*What this task involves*: Identify the lines containing the word "Period". Copy each one.

─── The records

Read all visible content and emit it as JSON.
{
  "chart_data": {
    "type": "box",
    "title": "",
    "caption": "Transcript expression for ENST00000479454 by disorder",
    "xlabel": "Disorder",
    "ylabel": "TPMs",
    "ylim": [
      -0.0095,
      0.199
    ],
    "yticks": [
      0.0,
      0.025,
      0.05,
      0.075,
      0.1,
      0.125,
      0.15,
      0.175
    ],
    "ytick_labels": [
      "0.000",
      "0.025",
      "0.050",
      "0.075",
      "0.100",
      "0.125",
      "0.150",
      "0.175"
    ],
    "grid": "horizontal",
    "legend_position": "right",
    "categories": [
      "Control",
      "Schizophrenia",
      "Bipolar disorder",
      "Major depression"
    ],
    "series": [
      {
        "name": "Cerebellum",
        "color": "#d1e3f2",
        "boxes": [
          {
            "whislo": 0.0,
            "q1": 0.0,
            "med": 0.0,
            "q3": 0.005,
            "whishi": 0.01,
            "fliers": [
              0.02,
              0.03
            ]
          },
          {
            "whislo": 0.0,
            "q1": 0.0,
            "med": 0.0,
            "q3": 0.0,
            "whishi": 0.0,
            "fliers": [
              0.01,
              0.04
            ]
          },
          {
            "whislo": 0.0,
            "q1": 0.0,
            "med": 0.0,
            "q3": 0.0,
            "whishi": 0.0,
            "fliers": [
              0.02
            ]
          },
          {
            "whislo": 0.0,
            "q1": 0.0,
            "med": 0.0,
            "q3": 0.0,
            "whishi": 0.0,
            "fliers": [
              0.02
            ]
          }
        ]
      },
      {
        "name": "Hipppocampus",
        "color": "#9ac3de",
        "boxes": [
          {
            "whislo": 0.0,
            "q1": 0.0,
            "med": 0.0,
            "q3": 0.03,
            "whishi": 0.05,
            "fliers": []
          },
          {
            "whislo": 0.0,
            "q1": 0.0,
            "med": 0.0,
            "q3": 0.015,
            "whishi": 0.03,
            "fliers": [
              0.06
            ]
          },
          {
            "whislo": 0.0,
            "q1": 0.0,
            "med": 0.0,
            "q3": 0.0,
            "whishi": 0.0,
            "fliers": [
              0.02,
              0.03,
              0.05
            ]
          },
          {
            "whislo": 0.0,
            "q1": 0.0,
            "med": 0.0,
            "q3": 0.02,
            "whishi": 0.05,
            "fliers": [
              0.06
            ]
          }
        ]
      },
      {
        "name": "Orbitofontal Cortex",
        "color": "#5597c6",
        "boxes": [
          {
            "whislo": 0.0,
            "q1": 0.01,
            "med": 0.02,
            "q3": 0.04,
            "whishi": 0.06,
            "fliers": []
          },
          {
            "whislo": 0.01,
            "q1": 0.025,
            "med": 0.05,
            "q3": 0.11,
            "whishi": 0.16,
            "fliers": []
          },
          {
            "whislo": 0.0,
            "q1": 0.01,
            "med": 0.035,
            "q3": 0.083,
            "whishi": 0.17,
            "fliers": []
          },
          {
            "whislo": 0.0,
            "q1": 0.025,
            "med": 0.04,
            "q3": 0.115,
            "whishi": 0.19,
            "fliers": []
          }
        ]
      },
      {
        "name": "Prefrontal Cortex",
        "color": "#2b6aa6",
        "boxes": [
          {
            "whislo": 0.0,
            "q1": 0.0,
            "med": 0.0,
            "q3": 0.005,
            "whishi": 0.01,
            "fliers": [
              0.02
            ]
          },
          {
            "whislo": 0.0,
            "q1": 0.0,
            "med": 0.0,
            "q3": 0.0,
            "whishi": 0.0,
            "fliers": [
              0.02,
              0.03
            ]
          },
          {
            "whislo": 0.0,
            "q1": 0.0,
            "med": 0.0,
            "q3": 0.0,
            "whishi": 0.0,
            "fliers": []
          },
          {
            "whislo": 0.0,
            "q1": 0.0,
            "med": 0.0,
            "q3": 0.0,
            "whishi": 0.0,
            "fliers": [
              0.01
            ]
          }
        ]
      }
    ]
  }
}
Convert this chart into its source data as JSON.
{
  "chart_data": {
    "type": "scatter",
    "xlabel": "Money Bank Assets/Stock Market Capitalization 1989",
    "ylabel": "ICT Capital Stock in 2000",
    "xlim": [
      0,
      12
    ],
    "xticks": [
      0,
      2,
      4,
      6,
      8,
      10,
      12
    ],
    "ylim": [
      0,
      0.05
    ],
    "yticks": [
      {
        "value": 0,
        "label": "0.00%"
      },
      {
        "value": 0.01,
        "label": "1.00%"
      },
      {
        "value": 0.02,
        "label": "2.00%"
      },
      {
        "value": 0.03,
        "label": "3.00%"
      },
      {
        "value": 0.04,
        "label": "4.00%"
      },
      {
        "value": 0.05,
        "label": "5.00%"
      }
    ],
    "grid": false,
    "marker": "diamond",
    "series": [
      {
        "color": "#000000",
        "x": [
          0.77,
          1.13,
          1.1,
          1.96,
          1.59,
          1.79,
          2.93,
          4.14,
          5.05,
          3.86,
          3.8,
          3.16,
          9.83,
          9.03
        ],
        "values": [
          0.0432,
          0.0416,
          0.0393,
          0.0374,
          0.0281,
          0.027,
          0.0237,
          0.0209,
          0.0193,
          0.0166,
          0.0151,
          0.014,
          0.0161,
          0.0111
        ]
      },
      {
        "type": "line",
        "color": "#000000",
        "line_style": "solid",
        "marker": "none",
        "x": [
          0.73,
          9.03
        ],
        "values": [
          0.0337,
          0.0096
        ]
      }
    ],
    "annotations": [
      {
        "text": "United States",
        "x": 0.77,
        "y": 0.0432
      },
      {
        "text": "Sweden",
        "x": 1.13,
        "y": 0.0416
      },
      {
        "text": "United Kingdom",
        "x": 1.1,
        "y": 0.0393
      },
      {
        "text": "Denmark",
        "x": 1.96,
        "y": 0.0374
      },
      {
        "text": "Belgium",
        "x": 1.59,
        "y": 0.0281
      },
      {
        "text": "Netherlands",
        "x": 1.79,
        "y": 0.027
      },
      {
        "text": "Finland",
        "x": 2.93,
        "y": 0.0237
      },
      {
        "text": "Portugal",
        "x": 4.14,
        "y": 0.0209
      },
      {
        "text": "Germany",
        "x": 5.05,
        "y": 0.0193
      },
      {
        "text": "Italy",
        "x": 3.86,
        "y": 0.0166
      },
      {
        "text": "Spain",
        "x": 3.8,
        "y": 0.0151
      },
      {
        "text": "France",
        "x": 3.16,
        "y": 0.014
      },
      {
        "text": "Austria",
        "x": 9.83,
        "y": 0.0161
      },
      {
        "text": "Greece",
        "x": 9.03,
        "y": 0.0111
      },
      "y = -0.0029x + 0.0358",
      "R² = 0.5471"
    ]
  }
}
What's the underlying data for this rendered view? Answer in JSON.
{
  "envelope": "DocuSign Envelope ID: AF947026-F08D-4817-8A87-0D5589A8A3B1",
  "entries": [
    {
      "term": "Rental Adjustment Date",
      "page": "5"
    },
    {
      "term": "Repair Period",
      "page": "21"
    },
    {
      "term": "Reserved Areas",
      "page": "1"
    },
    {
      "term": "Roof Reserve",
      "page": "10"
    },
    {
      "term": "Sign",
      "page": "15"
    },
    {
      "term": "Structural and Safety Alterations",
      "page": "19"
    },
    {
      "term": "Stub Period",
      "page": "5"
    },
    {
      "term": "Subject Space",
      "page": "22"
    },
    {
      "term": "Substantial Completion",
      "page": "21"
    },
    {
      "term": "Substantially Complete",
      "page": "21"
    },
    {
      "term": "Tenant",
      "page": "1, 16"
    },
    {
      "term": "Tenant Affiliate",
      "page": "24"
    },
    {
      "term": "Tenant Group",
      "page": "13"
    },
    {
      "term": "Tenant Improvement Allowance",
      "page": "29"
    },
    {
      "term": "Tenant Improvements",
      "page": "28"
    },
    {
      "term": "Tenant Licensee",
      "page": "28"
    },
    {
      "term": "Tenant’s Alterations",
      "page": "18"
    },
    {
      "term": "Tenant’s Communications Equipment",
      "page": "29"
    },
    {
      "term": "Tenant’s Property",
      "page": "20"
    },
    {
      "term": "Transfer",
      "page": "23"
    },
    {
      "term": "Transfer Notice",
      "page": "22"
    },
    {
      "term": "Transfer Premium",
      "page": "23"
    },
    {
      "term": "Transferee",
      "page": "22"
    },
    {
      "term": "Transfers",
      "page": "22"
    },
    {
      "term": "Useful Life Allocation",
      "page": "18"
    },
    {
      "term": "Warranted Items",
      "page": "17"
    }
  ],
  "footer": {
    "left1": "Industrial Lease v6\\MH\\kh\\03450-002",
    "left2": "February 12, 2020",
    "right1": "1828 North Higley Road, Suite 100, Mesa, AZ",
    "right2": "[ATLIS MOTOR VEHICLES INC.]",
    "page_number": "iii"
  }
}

──────

*Result for this task*:
      "term": "Repair Period",
      "term": "Stub Period",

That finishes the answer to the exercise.